[Guest]

One of 14 tennis balls is a bit lighter or heavier (you do not know which) than the others.

All balls are of same colour except one with different colour which is not the defaulter.

How would you identify this odd ball if you could use an old two-pan balance scale only 3 times?

You can only balance one set of balls against another, so no reference weights and no weight measurements.

[Guest]

What's a defaulter??

[Guest]

i suspect he means the odd colored ball is not the mis-wieght ball.

i personally don't see how it's possible, 4 is the minimum as far as i can see.

you basically have 13 balls then.

wiegh 4 balls against 4 balls.

--if equal, the odd ball is in the last 5 balls.

--wiegh 3 of the 5 agaisnt 3 of the normal balls.

----if unequal based on wiether it went up or down you know its heavy or light.

----wiegh 1 ball against 1 ball of the unequal 3.

------done.

----if equal then the heavy/light is in the remaining 2.

----wiegh 1 of the balls against a normal ball.

------done.

thats the easy part. now for the hard part.

--if unequal, then you have 8 balls any of which could be the light or heavy.

--wiegh 2 from each group agianst 4 normal balls.

----if unequal, then based on the result, you know its heavy or light.

----wiegh 1 ball against 1 ball of the 4. if equal then you have 2 left. one more wieghing required.

----if equal, then the 4 balls that remain must constian the heavy/light.

----wiegh 2 balls against two normals.

------if unequal then 1 more wieghing required.

------if equal wiegh 1 fo the remaining against a normal.

[plainglazed]

Label the balls 1-13 and X with X as the defaulter (not heavy or light but "normal").

Weigh 1,2,3,4 vs 5,6,7,8

if 1,2,3,4=5,6,7,8 then the odd ball must be either 9,10,11,12,13

weigh 9,10,11 vs three of the balls now known to be normal

if > or < then one of 9,10,11 must be > or < let's say >

weigh 9 vs 10 to see which is heavier (in this case) or if equal then 11 is heavy

if 9,10,11 = three of the balls now known to be normal then the odd ball is either 12 or 13

weigh 12 vs X to see if it is heavier or lighter or if equal, then 13 is the odd ball (cant tell if heavier or lighter though)

DATA LINES
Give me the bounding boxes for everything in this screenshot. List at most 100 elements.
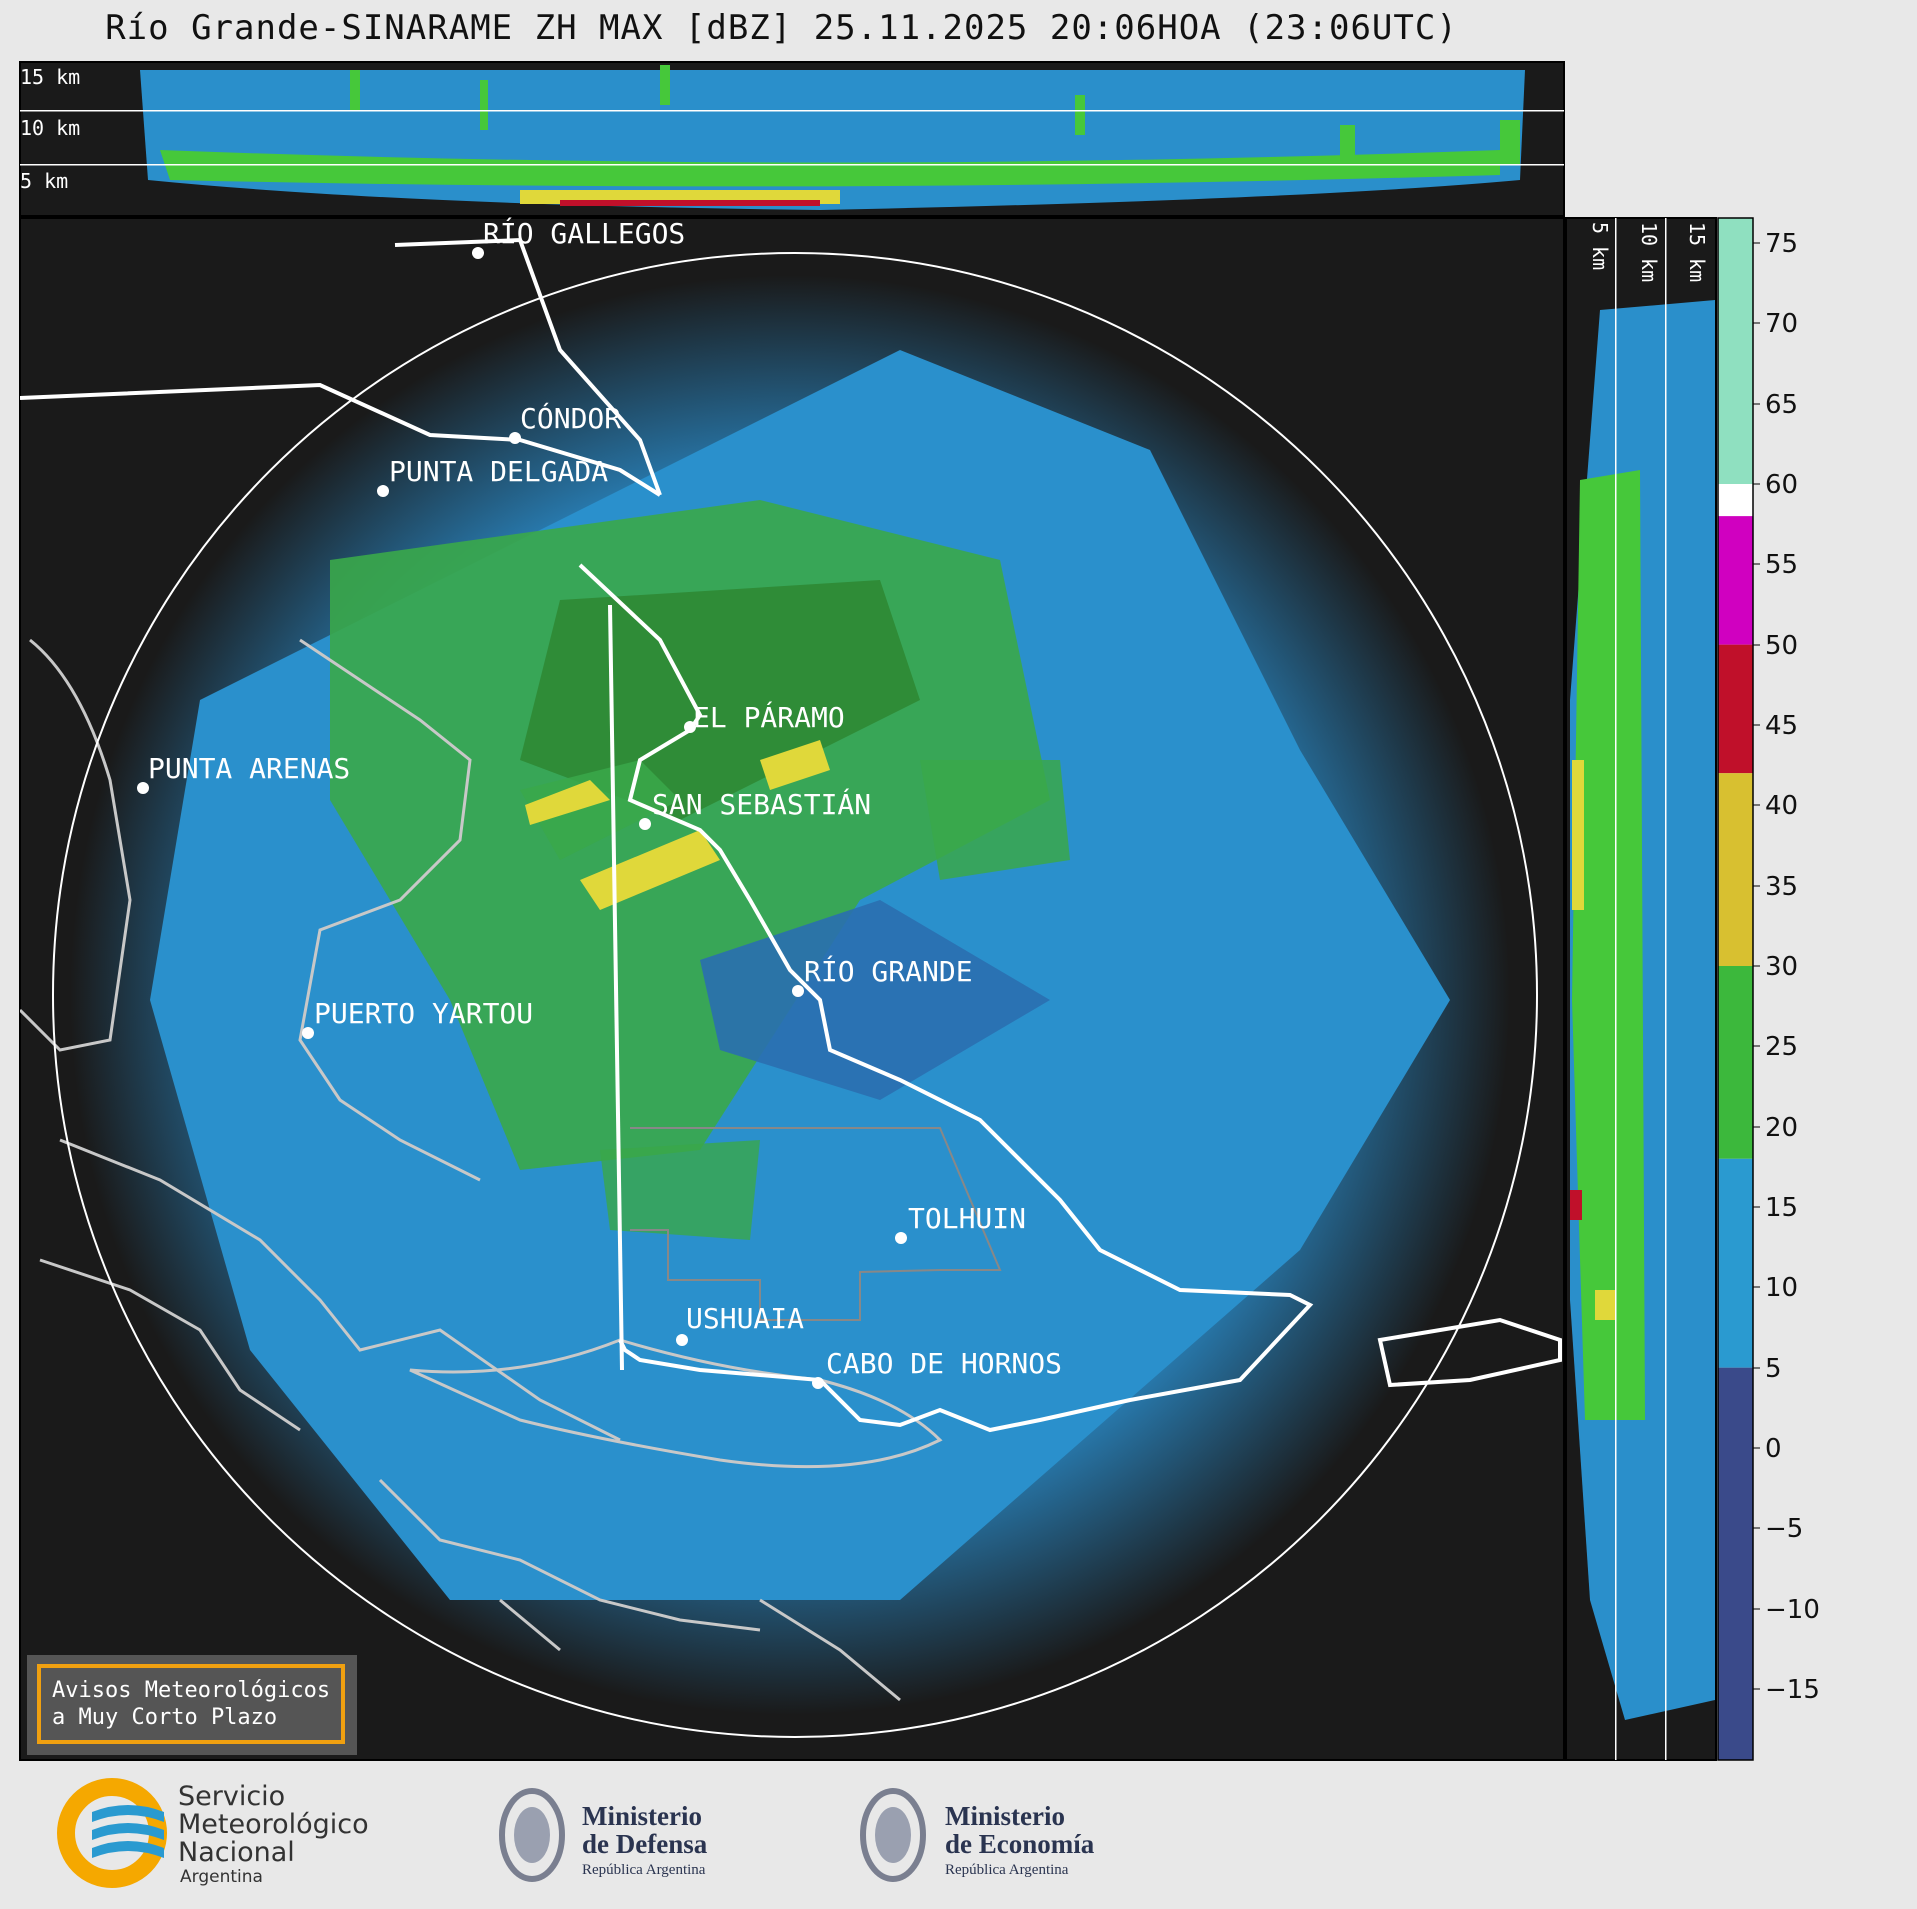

EXERCISE SET
[1] Return the stretch of the tennis-ball weighing thread that opens with the words containing "thats the easy" and closes with "constian the heavy/light.", copied word for word.
[2] Write the next part of the tennis-ball weighing thread, picking up after its final post.

TASK-BY-TASK OUTPUTS
[1]
thats the easy part. now for the hard part.

--if unequal, then you have 8 balls any of which could be the light or heavy.

--wiegh 2 from each group agianst 4 normal balls.

----if unequal, then based on the result, you know its heavy or light.

----wiegh 1 ball against 1 ball of the 4. if equal then you have 2 left. one more wieghing required.

----if equal, then the 4 balls that remain must constian the heavy/light.

[2]
if 1,2,3,4 > 5,6,7,8 then the odd ball must be one of those

weigh 1,2,5 vs 3,4,6

if equal then the odd ball is light and either 7 or 8

weigh 7 vs X to see if it is the light ball or if 8 is light

if 1,2,5 > than 3,4,6 then either 1 or 2 is heavy or 6 is light

weigh 1 vs 2 to see if one is heavy otherwise 6 is light

similar strategy should work if 1,2,3,4 < 5,6,7,8 or 1,2,5 < 3,4,6

Edited December 17, 2010 by plainglazed

[benjer3]

Weigh 4 versus another 4, not using the differently colored ball.

If they are not balanced, weigh 2 on the heavier side versus the other 2, and then weigh the 2 on the heavier side against each other to find the heaviest.

If they are balanced, weigh 2 of the reamaining balls against the another 2, again excluding the differently colored ball. If they are again balanced, the ball that is the same color as the rest is the heaviest. If they are not balanced, weigh the 2 on the heavier side against each other to find the heaviest.

[benjer3]

Oh sorry, I didn't see it could be heavier OR lighter. I'll have to get back to you on that....

[Guest]

Yes the "not defaulter" means it is not a mis-weight ball..

[Guest]

Not Solved yet....

[plainglazed]

This strategy I think is better in that it defines the odd ball as heavy or light in all cases and requires the differently colored "defaulter" ball.

Again label the balls 1-13 and X with X as the defaulter (not heavy or light but "normal").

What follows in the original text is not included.